*Extracted information*:

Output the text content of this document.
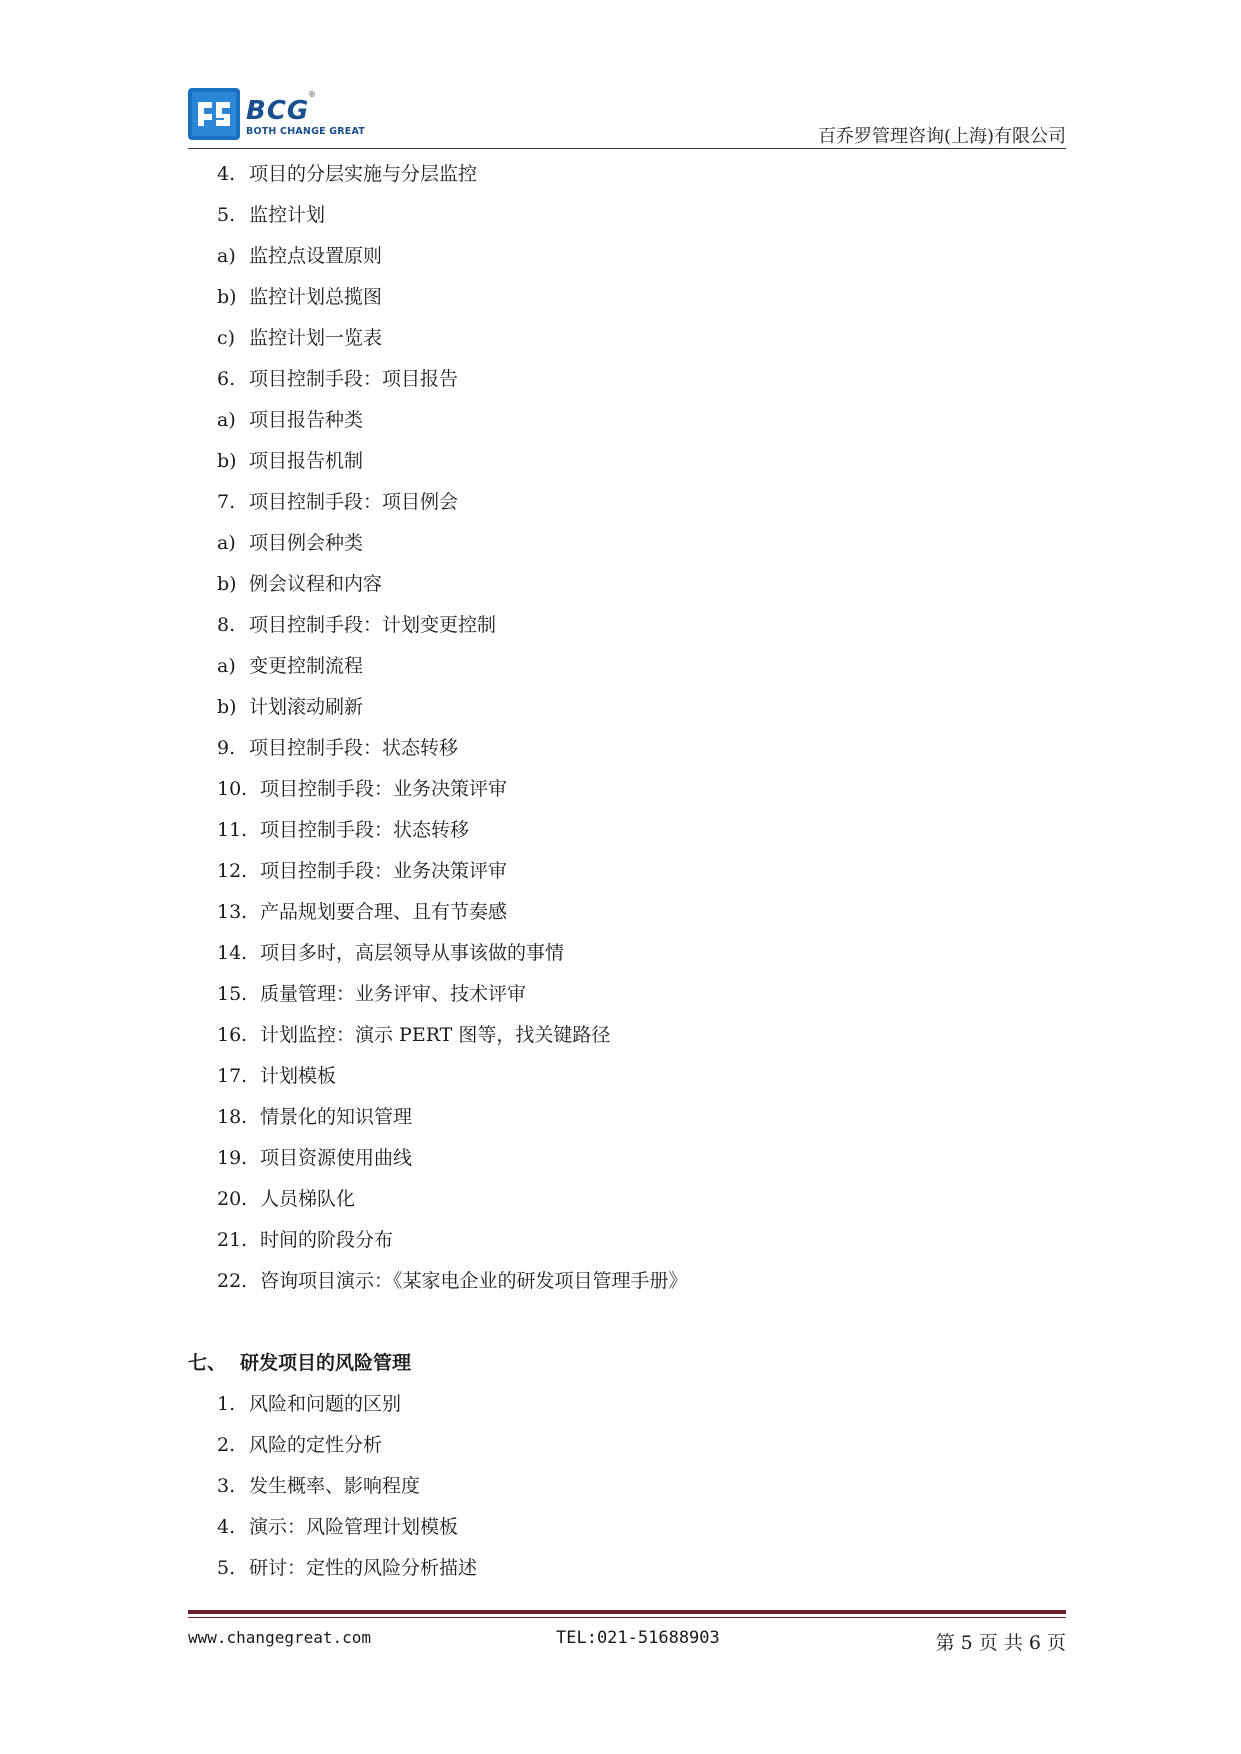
BCG
®
BOTH CHANGE GREAT	百乔罗管理咨询(上海)有限公司
4. 项目的分层实施与分层监控
5. 监控计划
a) 监控点设置原则
b) 监控计划总揽图
c) 监控计划一览表
6. 项目控制手段：项目报告
a) 项目报告种类
b) 项目报告机制
7. 项目控制手段：项目例会
a) 项目例会种类
b) 例会议程和内容
8. 项目控制手段：计划变更控制
a) 变更控制流程
b) 计划滚动刷新
9. 项目控制手段：状态转移
10. 项目控制手段：业务决策评审
11. 项目控制手段：状态转移
12. 项目控制手段：业务决策评审
13. 产品规划要合理、且有节奏感
14. 项目多时，高层领导从事该做的事情
15. 质量管理：业务评审、技术评审
16. 计划监控：演示 PERT 图等，找关键路径
17. 计划模板
18. 情景化的知识管理
19. 项目资源使用曲线
20. 人员梯队化
21. 时间的阶段分布
22. 咨询项目演示：《某家电企业的研发项目管理手册》
七、 研发项目的风险管理
1. 风险和问题的区别
2. 风险的定性分析
3. 发生概率、影响程度
4. 演示：风险管理计划模板
5. 研讨：定性的风险分析描述
www.changegreat.com	TEL:021-51688903	第 5 页 共 6 页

*Instructions to follow*: Every entry should be returned exactly as written, minus the pictures.

*Solution to this task*:
Output the text content of this document.
BCG
®
BOTH CHANGE GREAT	百乔罗管理咨询(上海)有限公司
4. 项目的分层实施与分层监控
5. 监控计划
a) 监控点设置原则
b) 监控计划总揽图
c) 监控计划一览表
6. 项目控制手段：项目报告
a) 项目报告种类
b) 项目报告机制
7. 项目控制手段：项目例会
a) 项目例会种类
b) 例会议程和内容
8. 项目控制手段：计划变更控制
a) 变更控制流程
b) 计划滚动刷新
9. 项目控制手段：状态转移
10. 项目控制手段：业务决策评审
11. 项目控制手段：状态转移
12. 项目控制手段：业务决策评审
13. 产品规划要合理、且有节奏感
14. 项目多时，高层领导从事该做的事情
15. 质量管理：业务评审、技术评审
16. 计划监控：演示 PERT 图等，找关键路径
17. 计划模板
18. 情景化的知识管理
19. 项目资源使用曲线
20. 人员梯队化
21. 时间的阶段分布
22. 咨询项目演示：《某家电企业的研发项目管理手册》
七、 研发项目的风险管理
1. 风险和问题的区别
2. 风险的定性分析
3. 发生概率、影响程度
4. 演示：风险管理计划模板
5. 研讨：定性的风险分析描述
www.changegreat.com	TEL:021-51688903	第 5 页 共 6 页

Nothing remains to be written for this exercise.